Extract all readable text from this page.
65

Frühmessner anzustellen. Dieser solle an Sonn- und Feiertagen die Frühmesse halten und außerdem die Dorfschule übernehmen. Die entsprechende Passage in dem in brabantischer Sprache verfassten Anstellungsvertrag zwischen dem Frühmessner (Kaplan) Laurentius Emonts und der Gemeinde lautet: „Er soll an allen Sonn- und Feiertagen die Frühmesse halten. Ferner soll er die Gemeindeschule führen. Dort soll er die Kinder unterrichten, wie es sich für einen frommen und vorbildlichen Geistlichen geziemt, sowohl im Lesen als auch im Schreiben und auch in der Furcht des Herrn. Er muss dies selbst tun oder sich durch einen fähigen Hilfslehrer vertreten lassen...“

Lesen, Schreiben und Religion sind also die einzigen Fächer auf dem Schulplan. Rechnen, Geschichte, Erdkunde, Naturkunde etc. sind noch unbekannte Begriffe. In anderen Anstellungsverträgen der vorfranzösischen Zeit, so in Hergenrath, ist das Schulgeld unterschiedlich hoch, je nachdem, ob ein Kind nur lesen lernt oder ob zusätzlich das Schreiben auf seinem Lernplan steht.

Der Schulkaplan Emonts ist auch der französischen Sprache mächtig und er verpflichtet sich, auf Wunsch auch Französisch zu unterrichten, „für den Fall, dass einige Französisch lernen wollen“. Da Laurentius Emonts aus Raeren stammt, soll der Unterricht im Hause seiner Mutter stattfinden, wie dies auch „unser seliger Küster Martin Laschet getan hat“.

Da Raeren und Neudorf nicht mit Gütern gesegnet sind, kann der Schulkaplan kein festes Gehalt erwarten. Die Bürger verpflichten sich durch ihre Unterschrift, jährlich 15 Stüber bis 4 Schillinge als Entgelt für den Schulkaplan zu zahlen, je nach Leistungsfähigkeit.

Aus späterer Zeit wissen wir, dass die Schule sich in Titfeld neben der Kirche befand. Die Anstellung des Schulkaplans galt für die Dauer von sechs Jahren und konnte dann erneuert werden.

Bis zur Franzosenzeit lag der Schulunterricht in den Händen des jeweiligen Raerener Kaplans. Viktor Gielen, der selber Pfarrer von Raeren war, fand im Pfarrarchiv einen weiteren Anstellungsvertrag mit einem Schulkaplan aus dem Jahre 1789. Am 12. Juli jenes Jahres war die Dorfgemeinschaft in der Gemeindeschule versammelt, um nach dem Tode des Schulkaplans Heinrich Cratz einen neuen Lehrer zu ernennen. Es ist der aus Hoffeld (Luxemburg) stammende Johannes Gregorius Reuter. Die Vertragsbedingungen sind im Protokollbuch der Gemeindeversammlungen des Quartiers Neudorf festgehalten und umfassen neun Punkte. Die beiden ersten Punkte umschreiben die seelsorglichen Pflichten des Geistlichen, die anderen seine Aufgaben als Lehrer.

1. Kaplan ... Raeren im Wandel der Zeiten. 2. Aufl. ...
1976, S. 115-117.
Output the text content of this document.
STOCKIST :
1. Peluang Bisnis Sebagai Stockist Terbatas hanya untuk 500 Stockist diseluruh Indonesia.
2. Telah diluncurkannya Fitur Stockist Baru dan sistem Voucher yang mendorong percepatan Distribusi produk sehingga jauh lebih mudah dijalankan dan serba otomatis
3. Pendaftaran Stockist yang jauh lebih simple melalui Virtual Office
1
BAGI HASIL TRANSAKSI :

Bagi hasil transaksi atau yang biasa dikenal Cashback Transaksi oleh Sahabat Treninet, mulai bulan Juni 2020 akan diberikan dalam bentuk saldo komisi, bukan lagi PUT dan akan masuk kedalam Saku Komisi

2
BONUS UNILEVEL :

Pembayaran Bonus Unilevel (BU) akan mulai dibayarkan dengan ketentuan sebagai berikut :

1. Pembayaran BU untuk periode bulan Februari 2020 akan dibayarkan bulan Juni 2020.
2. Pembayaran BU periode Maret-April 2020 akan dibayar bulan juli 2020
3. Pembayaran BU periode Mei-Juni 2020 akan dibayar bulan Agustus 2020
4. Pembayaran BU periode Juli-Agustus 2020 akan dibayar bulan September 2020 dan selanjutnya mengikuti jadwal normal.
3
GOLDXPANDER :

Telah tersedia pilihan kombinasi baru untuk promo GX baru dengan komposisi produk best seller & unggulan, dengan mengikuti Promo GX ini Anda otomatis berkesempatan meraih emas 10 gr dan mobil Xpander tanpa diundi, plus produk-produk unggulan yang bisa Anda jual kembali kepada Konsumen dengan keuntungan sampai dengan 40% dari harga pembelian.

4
━━━━━━━━━━━━━━━━━━━━━━━━━━━━━━
▸ STATED EXERCISE
Provide solely the number of lines in the data that include the word "text".

▸ THE RESPONSE
2